*Task instructions*:
Identify every line in the records below that contains the word "placement", and copy each of those lines.

*Source records*:
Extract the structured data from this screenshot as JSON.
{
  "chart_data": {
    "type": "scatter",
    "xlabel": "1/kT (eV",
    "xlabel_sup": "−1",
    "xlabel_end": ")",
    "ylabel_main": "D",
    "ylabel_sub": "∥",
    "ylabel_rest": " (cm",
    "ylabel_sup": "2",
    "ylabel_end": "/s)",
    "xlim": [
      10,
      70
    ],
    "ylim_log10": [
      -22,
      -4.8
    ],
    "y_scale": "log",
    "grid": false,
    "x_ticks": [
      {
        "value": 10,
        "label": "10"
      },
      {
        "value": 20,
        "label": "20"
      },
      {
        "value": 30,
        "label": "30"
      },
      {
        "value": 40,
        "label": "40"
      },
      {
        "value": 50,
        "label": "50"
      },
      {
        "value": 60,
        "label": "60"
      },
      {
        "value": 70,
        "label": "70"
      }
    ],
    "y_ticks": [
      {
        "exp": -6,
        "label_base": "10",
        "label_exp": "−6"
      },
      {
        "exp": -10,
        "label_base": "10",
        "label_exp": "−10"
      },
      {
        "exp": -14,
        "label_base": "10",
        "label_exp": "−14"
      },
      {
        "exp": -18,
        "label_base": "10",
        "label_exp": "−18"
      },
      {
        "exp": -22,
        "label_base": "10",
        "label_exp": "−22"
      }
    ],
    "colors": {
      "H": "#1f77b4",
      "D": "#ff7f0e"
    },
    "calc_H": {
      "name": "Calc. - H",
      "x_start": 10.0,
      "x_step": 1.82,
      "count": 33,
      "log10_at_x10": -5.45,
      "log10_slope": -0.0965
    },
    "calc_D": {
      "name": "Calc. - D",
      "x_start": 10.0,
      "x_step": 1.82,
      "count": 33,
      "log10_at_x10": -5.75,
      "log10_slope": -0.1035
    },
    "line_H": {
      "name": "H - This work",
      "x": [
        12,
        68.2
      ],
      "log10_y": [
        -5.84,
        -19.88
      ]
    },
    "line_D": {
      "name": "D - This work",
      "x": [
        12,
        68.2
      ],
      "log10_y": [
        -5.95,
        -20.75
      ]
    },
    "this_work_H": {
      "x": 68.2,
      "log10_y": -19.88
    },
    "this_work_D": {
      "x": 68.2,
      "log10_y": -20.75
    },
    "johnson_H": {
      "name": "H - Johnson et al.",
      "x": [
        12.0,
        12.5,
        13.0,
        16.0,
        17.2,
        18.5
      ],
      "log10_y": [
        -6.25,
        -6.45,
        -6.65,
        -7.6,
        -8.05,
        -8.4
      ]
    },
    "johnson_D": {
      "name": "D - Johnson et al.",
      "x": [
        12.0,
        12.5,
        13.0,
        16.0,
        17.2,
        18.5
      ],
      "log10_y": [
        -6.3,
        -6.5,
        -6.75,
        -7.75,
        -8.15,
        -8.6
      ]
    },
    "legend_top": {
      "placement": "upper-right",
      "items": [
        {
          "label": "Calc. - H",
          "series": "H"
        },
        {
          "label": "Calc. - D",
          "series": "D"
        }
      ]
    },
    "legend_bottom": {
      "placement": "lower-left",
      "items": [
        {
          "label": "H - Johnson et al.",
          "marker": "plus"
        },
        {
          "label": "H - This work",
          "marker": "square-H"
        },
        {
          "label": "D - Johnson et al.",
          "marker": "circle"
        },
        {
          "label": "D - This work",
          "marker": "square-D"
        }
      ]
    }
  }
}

*Correct output*:
      "placement": "upper-right",
      "placement": "lower-left",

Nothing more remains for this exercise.